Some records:
● ● ● ● ● ● ●
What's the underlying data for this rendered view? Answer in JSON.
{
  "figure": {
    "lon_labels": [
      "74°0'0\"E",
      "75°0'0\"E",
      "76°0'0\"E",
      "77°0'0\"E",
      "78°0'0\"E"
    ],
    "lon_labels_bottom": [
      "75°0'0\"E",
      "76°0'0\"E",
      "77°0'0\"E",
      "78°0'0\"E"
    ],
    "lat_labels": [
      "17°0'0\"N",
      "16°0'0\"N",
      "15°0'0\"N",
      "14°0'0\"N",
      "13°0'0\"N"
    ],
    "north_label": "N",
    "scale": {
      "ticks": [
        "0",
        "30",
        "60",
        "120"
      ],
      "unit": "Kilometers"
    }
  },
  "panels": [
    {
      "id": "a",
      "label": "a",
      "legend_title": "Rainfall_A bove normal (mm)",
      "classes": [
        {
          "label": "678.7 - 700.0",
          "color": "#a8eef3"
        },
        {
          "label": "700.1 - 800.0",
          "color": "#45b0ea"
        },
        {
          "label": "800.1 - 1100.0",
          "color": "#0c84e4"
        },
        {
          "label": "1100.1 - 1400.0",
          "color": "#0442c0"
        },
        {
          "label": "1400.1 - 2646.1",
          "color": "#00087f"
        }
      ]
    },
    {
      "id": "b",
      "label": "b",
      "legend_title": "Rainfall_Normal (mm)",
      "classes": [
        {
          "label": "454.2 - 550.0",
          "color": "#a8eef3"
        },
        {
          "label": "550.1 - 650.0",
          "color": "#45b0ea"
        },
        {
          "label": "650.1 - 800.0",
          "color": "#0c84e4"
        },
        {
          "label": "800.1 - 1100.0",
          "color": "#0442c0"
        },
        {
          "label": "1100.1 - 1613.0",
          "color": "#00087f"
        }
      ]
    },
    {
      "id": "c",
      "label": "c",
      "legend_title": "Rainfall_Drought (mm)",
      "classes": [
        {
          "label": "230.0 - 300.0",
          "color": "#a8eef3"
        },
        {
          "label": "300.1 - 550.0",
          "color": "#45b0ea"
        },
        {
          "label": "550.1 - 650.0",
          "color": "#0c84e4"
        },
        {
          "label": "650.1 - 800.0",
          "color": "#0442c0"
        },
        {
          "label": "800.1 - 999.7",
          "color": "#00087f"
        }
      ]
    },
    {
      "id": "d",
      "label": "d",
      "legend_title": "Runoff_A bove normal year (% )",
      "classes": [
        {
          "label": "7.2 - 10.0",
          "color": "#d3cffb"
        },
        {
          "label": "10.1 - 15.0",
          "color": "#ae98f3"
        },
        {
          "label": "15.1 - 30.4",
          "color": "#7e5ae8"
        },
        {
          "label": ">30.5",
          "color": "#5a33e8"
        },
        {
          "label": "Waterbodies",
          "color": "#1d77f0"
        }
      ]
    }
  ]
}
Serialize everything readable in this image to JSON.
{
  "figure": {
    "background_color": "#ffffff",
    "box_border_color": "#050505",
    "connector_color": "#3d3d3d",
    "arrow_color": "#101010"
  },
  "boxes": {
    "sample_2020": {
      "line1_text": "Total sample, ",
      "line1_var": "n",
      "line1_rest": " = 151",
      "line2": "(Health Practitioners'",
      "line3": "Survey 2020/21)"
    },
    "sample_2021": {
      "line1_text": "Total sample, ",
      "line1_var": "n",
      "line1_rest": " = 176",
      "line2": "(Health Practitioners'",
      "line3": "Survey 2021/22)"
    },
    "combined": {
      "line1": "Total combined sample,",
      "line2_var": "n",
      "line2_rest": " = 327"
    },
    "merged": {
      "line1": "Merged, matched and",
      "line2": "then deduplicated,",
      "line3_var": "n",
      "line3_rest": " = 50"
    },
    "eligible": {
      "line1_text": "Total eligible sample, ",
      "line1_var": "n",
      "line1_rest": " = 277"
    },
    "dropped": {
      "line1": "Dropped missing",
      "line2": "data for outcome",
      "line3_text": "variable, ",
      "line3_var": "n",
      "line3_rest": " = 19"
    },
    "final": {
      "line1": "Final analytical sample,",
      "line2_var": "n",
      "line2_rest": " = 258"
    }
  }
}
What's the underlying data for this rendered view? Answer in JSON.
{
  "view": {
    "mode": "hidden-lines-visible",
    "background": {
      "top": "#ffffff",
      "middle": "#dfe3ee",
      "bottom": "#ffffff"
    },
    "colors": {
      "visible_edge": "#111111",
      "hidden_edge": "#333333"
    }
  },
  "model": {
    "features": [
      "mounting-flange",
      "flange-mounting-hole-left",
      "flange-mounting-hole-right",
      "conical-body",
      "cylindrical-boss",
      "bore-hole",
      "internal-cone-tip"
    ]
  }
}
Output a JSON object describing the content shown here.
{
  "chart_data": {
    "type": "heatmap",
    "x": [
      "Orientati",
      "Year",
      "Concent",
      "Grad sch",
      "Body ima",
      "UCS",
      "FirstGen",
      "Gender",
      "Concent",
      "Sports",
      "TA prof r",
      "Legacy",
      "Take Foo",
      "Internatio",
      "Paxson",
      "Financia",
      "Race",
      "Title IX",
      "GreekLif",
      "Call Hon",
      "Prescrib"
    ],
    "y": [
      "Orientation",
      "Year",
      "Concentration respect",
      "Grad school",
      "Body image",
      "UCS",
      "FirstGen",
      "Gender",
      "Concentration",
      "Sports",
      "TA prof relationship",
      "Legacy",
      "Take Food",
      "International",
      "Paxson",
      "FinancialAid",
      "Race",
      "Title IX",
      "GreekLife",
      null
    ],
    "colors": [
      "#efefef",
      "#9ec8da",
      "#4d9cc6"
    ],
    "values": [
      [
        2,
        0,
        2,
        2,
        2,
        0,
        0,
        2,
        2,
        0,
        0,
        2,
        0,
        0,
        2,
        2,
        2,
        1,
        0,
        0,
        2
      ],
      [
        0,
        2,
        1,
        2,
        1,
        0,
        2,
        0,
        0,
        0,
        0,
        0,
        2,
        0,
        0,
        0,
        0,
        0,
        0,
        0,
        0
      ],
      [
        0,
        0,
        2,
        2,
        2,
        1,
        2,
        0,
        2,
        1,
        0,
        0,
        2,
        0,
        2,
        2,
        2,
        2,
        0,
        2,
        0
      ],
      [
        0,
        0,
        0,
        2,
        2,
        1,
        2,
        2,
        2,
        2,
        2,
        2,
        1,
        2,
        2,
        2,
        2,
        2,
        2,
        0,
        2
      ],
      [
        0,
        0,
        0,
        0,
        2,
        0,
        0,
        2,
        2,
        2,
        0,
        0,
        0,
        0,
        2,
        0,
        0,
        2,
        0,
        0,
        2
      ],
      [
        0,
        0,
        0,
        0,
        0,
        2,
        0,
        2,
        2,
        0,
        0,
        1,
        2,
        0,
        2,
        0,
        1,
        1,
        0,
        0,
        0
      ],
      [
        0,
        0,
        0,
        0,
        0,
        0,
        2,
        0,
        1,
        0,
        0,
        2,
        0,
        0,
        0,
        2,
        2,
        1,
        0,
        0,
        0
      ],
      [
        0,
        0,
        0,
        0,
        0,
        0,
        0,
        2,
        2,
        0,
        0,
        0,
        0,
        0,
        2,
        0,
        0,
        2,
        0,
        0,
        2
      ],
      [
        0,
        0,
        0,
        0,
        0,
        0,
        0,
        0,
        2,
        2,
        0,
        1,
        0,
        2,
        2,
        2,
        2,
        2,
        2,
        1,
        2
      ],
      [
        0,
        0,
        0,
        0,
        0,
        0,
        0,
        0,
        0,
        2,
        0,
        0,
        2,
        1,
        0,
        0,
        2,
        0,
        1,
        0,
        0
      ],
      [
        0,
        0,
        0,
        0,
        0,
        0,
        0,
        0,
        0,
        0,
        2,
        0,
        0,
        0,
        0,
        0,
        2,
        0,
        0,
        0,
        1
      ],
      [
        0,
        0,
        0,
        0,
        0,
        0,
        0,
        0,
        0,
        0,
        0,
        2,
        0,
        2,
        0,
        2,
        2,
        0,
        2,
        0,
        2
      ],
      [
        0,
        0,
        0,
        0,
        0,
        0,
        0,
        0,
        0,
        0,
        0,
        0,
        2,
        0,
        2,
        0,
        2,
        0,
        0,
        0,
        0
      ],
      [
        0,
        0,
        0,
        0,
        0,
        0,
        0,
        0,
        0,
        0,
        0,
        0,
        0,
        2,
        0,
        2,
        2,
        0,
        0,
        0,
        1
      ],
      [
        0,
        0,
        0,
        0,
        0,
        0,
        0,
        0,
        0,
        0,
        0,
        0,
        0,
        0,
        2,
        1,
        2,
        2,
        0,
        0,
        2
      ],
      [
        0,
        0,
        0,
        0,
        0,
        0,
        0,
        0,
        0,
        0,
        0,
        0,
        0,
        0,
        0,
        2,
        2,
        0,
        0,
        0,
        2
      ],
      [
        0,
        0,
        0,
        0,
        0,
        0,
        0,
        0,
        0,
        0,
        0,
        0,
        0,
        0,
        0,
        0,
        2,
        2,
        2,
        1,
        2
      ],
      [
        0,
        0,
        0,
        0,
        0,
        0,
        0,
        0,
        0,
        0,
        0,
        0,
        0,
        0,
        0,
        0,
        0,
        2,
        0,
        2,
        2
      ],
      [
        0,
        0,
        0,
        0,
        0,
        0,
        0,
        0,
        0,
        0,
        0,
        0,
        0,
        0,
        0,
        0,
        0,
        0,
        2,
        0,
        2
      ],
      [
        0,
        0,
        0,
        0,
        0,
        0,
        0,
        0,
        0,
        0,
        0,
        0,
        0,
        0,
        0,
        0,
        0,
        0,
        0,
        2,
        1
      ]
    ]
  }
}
● ● ● ● ● ● ●
**Task to complete:**
Pull every line holding "Concentration" out of the records.

**The output:**
      "Concentration respect",
      "Concentration",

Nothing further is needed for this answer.